-- BEGIN INPUT --
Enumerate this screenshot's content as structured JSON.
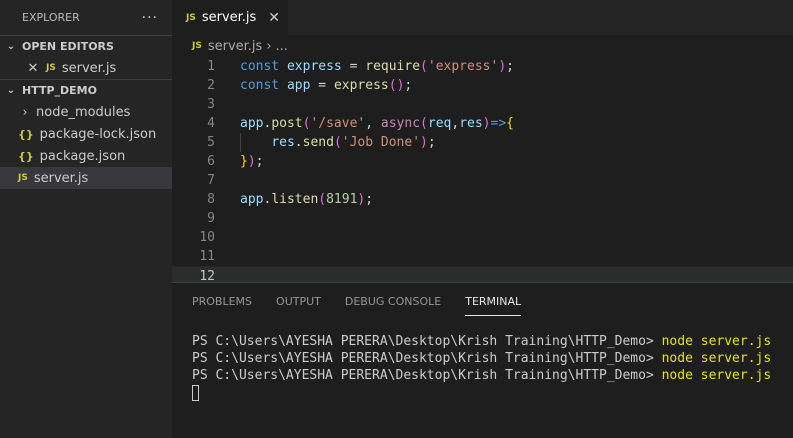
{
  "sidebar": {
    "title": "EXPLORER",
    "more_icon": "ellipsis-icon",
    "open_editors": {
      "label": "OPEN EDITORS",
      "items": [
        {
          "icon": "JS",
          "label": "server.js"
        }
      ]
    },
    "project": {
      "label": "HTTP_DEMO",
      "items": [
        {
          "icon": "chevron-right-icon",
          "label": "node_modules"
        },
        {
          "icon": "{}",
          "label": "package-lock.json"
        },
        {
          "icon": "{}",
          "label": "package.json"
        },
        {
          "icon": "JS",
          "label": "server.js"
        }
      ]
    }
  },
  "tab": {
    "icon": "JS",
    "label": "server.js"
  },
  "breadcrumb": {
    "icon": "JS",
    "file": "server.js",
    "separator": "›",
    "rest": "..."
  },
  "editor": {
    "line_numbers": [
      "1",
      "2",
      "3",
      "4",
      "5",
      "6",
      "7",
      "8",
      "9",
      "10",
      "11",
      "12"
    ],
    "current_line": "12",
    "lines": [
      "const express = require('express');",
      "const app = express();",
      "",
      "app.post('/save', async(req,res)=>{",
      "    res.send('Job Done');",
      "});",
      "",
      "app.listen(8191);",
      "",
      "",
      "",
      ""
    ]
  },
  "panel": {
    "tabs": [
      "PROBLEMS",
      "OUTPUT",
      "DEBUG CONSOLE",
      "TERMINAL"
    ],
    "active_tab": "TERMINAL",
    "terminal": {
      "prompt": "PS C:\\Users\\AYESHA PERERA\\Desktop\\Krish Training\\HTTP_Demo> ",
      "commands": [
        "node server.js",
        "node server.js",
        "node server.js"
      ]
    }
  }
}
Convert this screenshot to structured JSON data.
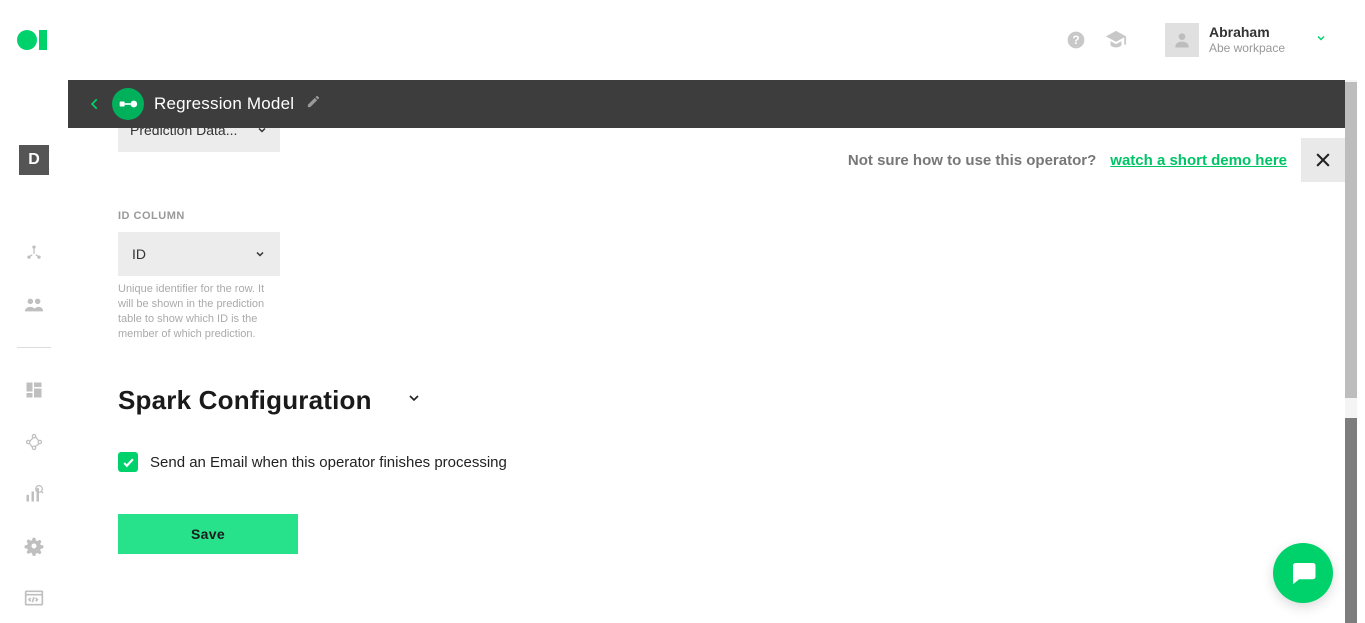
{
  "header": {
    "user_name": "Abraham",
    "user_workspace": "Abe workpace"
  },
  "subheader": {
    "title": "Regression Model"
  },
  "nav": {
    "badge": "D"
  },
  "hint": {
    "text": "Not sure how to use this operator?",
    "link": "watch a short demo here"
  },
  "form": {
    "prediction_dropdown": "Prediction Data...",
    "id_label": "ID COLUMN",
    "id_value": "ID",
    "id_helper": "Unique identifier for the row. It will be shown in the prediction table to show which ID is the member of which prediction.",
    "section_spark": "Spark Configuration",
    "email_checkbox_label": "Send an Email when this operator finishes processing",
    "save_label": "Save"
  }
}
-- END INPUT --
» **GIVEN PROBLEM**
Drop the images and repeat the data exactly.

» **EXERCISE ANSWER**
Enumerate this screenshot's content as structured JSON.
{
  "sidebar": {
    "title": "EXPLORER",
    "more_icon": "ellipsis-icon",
    "open_editors": {
      "label": "OPEN EDITORS",
      "items": [
        {
          "icon": "JS",
          "label": "server.js"
        }
      ]
    },
    "project": {
      "label": "HTTP_DEMO",
      "items": [
        {
          "icon": "chevron-right-icon",
          "label": "node_modules"
        },
        {
          "icon": "{}",
          "label": "package-lock.json"
        },
        {
          "icon": "{}",
          "label": "package.json"
        },
        {
          "icon": "JS",
          "label": "server.js"
        }
      ]
    }
  },
  "tab": {
    "icon": "JS",
    "label": "server.js"
  },
  "breadcrumb": {
    "icon": "JS",
    "file": "server.js",
    "separator": "›",
    "rest": "..."
  },
  "editor": {
    "line_numbers": [
      "1",
      "2",
      "3",
      "4",
      "5",
      "6",
      "7",
      "8",
      "9",
      "10",
      "11",
      "12"
    ],
    "current_line": "12",
    "lines": [
      "const express = require('express');",
      "const app = express();",
      "",
      "app.post('/save', async(req,res)=>{",
      "    res.send('Job Done');",
      "});",
      "",
      "app.listen(8191);",
      "",
      "",
      "",
      ""
    ]
  },
  "panel": {
    "tabs": [
      "PROBLEMS",
      "OUTPUT",
      "DEBUG CONSOLE",
      "TERMINAL"
    ],
    "active_tab": "TERMINAL",
    "terminal": {
      "prompt": "PS C:\\Users\\AYESHA PERERA\\Desktop\\Krish Training\\HTTP_Demo> ",
      "commands": [
        "node server.js",
        "node server.js",
        "node server.js"
      ]
    }
  }
}
Convert this screenshot to structured JSON data.
{
  "header": {
    "user_name": "Abraham",
    "user_workspace": "Abe workpace"
  },
  "subheader": {
    "title": "Regression Model"
  },
  "nav": {
    "badge": "D"
  },
  "hint": {
    "text": "Not sure how to use this operator?",
    "link": "watch a short demo here"
  },
  "form": {
    "prediction_dropdown": "Prediction Data...",
    "id_label": "ID COLUMN",
    "id_value": "ID",
    "id_helper": "Unique identifier for the row. It will be shown in the prediction table to show which ID is the member of which prediction.",
    "section_spark": "Spark Configuration",
    "email_checkbox_label": "Send an Email when this operator finishes processing",
    "save_label": "Save"
  }
}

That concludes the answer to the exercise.